(Data excerpts)
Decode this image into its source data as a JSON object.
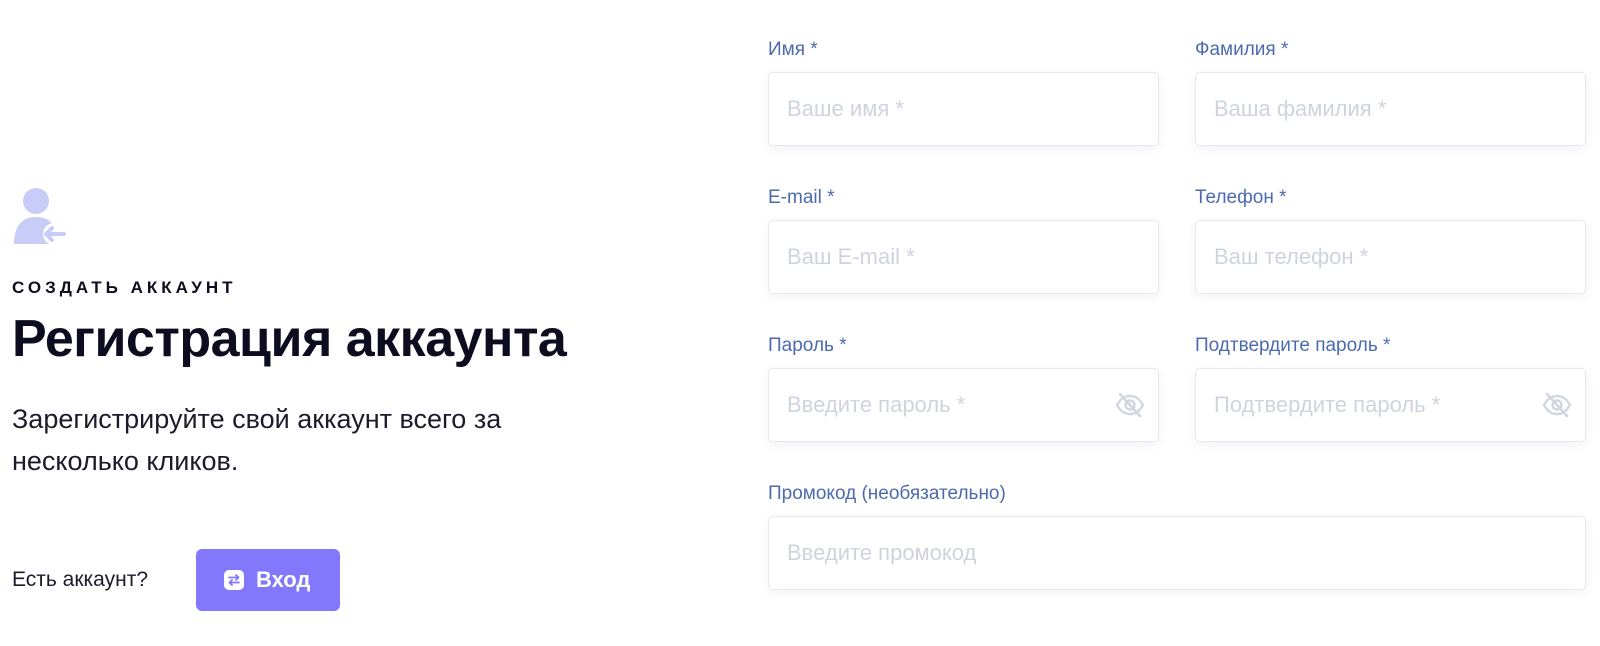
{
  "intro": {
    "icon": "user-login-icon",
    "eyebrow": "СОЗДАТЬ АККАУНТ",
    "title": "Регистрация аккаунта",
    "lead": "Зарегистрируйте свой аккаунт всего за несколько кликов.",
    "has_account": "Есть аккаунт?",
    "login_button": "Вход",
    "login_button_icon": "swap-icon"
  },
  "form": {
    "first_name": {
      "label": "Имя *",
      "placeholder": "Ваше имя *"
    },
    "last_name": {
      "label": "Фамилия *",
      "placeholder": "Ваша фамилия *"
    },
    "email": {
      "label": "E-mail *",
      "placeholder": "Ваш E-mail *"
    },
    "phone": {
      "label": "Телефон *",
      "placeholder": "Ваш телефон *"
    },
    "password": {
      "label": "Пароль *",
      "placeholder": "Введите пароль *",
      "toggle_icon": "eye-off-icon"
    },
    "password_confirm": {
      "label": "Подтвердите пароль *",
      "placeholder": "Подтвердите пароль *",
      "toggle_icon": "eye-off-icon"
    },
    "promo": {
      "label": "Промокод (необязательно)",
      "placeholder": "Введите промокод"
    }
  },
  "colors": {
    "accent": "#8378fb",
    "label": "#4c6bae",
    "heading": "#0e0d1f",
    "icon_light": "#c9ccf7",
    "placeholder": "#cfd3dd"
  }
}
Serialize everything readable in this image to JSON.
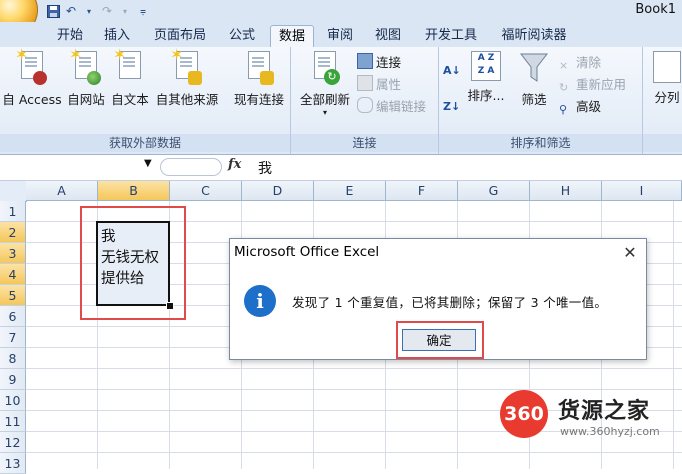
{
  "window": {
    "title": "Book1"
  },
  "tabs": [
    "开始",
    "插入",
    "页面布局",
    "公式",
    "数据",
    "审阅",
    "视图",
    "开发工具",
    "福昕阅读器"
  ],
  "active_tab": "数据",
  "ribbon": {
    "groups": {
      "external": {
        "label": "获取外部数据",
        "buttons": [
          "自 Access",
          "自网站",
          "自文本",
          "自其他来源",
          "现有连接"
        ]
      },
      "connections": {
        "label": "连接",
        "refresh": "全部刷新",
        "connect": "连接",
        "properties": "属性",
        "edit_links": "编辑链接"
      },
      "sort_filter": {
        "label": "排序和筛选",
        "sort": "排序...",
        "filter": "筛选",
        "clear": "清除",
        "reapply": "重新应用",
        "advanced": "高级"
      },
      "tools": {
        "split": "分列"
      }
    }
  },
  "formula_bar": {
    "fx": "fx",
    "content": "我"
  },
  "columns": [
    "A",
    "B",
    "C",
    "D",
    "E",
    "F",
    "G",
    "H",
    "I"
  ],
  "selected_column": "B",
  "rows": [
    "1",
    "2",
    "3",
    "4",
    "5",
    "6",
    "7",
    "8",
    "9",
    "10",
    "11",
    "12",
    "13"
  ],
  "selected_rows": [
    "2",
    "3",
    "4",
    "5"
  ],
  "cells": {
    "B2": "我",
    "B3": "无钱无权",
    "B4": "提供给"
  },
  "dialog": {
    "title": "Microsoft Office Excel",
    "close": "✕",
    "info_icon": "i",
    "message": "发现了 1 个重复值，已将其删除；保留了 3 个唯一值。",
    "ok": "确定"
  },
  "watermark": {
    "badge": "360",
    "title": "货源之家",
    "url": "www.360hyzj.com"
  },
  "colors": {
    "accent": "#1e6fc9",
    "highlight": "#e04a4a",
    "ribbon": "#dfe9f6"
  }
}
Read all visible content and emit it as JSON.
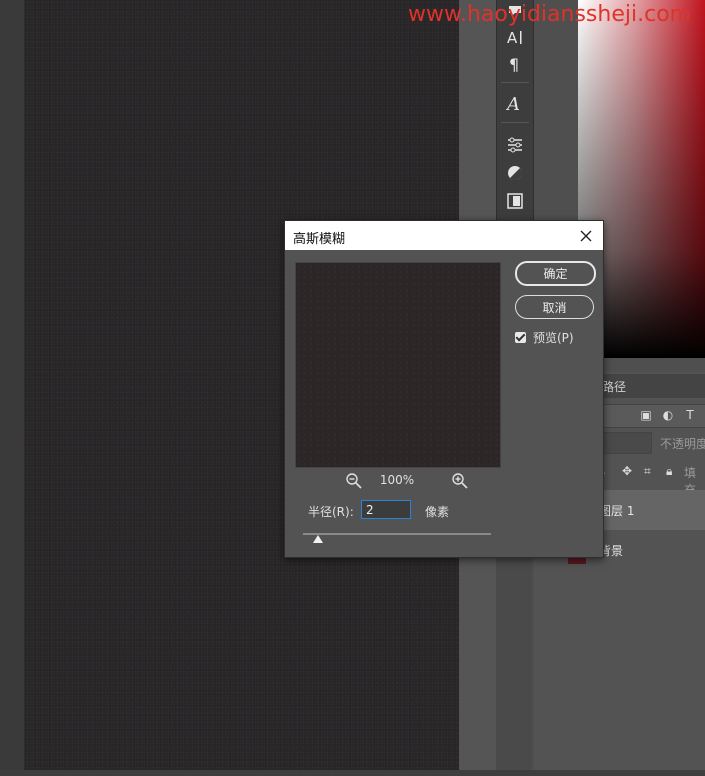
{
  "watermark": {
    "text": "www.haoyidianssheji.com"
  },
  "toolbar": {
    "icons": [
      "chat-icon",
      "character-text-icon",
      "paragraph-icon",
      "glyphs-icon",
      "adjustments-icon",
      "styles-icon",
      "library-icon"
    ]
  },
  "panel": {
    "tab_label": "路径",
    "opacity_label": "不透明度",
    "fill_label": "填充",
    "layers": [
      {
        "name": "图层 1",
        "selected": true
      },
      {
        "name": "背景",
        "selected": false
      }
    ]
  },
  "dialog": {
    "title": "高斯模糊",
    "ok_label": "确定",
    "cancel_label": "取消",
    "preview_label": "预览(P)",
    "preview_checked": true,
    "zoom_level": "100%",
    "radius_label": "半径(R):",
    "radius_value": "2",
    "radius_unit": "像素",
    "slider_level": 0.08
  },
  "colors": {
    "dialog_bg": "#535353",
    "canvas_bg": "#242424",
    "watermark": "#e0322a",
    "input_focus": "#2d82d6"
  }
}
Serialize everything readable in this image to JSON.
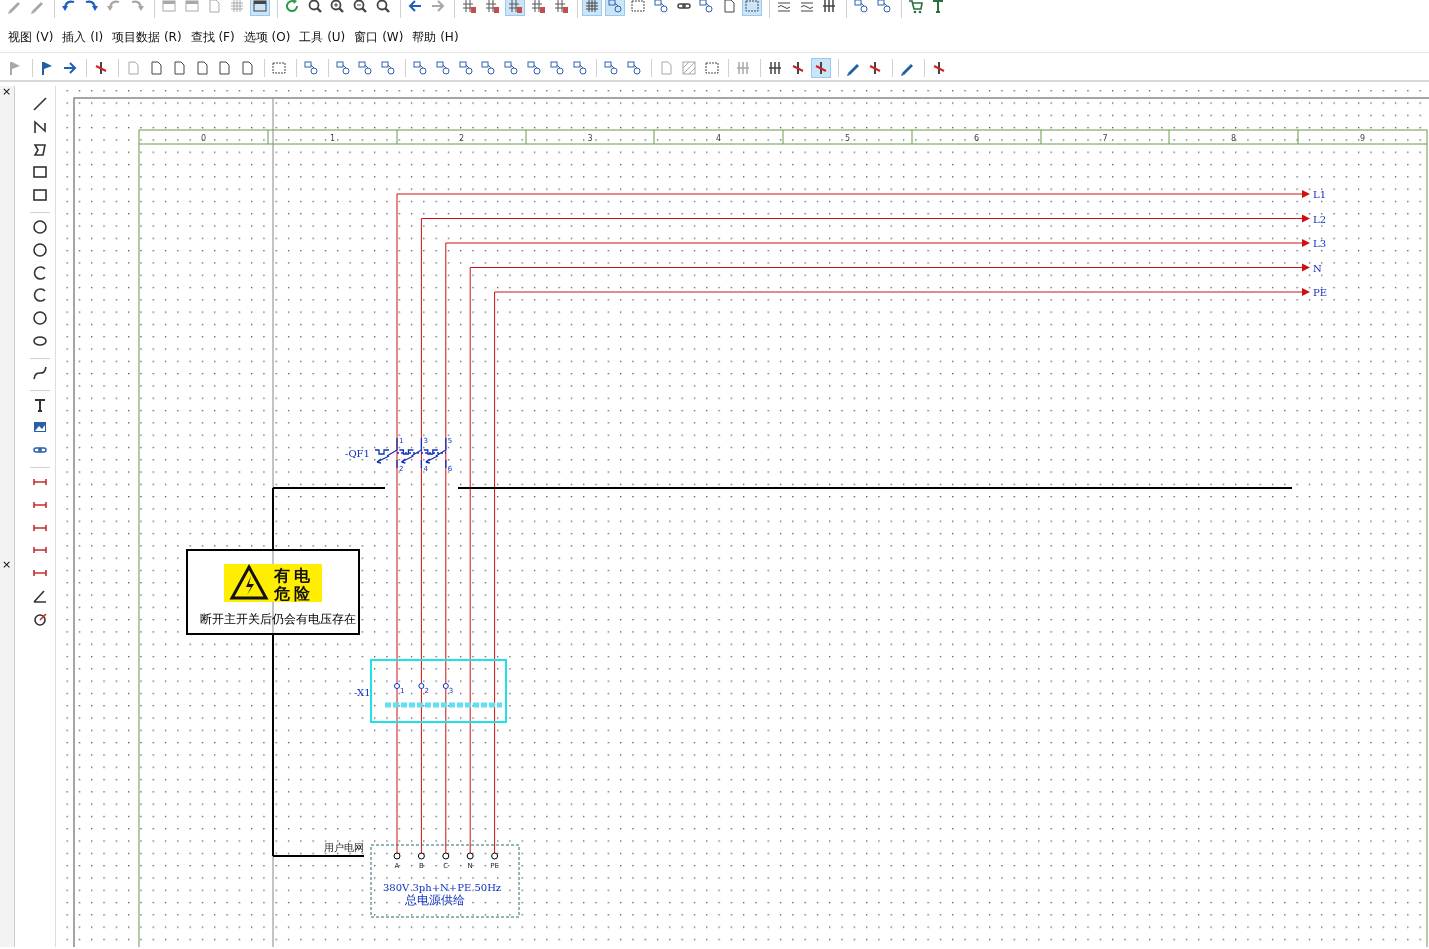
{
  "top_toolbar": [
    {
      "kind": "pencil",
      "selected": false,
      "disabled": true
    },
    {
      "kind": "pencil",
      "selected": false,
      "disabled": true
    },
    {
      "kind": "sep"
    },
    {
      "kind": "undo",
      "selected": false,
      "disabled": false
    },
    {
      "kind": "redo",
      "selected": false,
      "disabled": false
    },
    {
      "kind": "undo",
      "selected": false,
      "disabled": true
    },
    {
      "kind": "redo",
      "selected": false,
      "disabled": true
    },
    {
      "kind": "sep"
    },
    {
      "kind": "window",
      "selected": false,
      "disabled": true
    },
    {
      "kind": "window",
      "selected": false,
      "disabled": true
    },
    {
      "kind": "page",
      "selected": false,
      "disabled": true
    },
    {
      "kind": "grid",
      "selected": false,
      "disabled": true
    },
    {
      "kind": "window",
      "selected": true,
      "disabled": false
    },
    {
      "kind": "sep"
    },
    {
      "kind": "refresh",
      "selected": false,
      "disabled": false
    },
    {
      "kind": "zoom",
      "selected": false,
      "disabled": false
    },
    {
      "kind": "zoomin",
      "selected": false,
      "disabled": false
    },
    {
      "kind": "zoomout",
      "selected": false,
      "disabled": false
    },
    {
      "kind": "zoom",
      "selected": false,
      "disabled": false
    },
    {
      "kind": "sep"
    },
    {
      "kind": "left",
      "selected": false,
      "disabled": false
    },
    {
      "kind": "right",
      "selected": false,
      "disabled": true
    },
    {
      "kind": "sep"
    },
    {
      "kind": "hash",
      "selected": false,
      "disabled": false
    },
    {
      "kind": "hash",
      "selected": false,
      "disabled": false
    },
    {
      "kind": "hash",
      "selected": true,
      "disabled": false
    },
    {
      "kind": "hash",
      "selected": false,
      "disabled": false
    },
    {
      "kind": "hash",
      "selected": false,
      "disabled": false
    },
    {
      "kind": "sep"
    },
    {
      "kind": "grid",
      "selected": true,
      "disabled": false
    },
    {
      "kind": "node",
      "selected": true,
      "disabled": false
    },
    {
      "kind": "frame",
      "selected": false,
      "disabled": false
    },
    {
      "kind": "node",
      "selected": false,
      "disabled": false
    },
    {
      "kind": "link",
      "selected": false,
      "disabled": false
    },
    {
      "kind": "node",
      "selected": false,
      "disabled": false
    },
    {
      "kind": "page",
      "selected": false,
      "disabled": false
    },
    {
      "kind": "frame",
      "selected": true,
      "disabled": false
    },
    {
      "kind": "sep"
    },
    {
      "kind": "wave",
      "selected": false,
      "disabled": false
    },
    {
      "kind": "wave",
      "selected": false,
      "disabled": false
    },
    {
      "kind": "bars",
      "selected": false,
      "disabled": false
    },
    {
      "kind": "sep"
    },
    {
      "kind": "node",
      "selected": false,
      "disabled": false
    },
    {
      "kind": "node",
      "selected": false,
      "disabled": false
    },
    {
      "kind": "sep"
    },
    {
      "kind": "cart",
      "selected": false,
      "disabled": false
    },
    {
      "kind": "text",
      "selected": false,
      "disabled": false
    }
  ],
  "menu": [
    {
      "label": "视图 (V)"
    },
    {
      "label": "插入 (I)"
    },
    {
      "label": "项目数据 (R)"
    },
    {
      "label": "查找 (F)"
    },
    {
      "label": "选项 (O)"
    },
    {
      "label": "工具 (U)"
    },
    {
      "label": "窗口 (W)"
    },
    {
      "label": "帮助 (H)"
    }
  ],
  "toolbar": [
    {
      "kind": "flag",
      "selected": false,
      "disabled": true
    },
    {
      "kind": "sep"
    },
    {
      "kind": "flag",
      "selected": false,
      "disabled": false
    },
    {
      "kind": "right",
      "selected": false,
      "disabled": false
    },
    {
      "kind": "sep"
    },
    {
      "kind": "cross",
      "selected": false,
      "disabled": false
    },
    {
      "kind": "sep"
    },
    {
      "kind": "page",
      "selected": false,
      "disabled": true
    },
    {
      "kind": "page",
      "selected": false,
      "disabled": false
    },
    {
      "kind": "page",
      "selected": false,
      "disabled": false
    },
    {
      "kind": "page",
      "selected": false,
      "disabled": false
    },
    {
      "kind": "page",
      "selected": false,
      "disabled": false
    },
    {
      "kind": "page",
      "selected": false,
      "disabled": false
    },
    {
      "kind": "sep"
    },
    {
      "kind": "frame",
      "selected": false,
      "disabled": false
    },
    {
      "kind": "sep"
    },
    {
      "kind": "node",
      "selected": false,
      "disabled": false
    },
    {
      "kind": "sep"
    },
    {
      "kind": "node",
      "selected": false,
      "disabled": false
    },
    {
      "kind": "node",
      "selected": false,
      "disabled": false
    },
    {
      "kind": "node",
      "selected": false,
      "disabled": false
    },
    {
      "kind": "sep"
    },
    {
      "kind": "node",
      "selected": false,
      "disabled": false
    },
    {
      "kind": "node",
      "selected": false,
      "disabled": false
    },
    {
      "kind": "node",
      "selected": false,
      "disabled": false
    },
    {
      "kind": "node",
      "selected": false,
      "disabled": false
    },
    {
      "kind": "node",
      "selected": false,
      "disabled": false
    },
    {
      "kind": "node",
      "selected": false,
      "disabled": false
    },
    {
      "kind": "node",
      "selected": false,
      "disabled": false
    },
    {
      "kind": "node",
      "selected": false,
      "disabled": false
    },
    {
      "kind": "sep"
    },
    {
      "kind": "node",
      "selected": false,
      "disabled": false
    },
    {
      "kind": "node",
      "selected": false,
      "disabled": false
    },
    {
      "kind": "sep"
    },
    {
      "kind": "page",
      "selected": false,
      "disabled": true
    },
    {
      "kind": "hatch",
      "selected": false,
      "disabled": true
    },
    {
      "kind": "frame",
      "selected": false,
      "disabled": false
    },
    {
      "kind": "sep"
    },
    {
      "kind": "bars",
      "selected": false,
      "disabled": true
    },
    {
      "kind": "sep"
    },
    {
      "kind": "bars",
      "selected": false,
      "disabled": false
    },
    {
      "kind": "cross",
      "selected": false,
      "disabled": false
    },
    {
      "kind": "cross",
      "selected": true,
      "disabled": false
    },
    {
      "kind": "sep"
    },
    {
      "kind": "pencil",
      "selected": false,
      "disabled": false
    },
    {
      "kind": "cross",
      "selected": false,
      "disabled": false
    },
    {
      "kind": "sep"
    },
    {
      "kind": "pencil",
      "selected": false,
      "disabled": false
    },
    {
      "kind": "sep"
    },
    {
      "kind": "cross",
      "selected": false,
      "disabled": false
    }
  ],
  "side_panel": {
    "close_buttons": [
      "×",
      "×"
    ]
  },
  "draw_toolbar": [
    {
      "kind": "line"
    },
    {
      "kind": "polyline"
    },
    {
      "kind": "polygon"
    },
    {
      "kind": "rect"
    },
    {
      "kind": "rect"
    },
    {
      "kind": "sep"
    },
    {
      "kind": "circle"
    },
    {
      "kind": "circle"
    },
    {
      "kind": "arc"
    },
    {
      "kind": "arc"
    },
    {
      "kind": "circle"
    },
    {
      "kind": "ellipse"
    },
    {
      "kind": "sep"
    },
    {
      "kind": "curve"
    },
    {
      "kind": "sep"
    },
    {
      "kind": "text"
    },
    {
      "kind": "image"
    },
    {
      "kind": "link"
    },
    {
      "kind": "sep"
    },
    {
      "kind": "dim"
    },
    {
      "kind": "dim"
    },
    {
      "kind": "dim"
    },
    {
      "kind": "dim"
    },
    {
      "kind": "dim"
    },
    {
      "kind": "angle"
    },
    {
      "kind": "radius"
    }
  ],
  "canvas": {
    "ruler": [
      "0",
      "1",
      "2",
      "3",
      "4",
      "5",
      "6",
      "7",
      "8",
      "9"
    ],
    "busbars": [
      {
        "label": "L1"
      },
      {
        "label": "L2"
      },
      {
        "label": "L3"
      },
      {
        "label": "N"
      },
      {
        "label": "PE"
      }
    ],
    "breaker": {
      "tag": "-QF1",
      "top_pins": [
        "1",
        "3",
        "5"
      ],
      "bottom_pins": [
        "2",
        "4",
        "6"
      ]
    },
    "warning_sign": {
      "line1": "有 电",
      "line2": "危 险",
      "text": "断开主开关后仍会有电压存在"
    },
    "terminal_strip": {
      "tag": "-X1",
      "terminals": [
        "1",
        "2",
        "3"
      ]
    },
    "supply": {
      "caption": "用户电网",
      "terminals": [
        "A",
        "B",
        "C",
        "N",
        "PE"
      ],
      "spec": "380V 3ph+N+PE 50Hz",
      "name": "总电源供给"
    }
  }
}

- **Goal**: From the records above, copy every line that holds the word "Введите".

- **Solution to the problem**:
      "placeholder": "Введите пароль *",
      "placeholder": "Введите промокод"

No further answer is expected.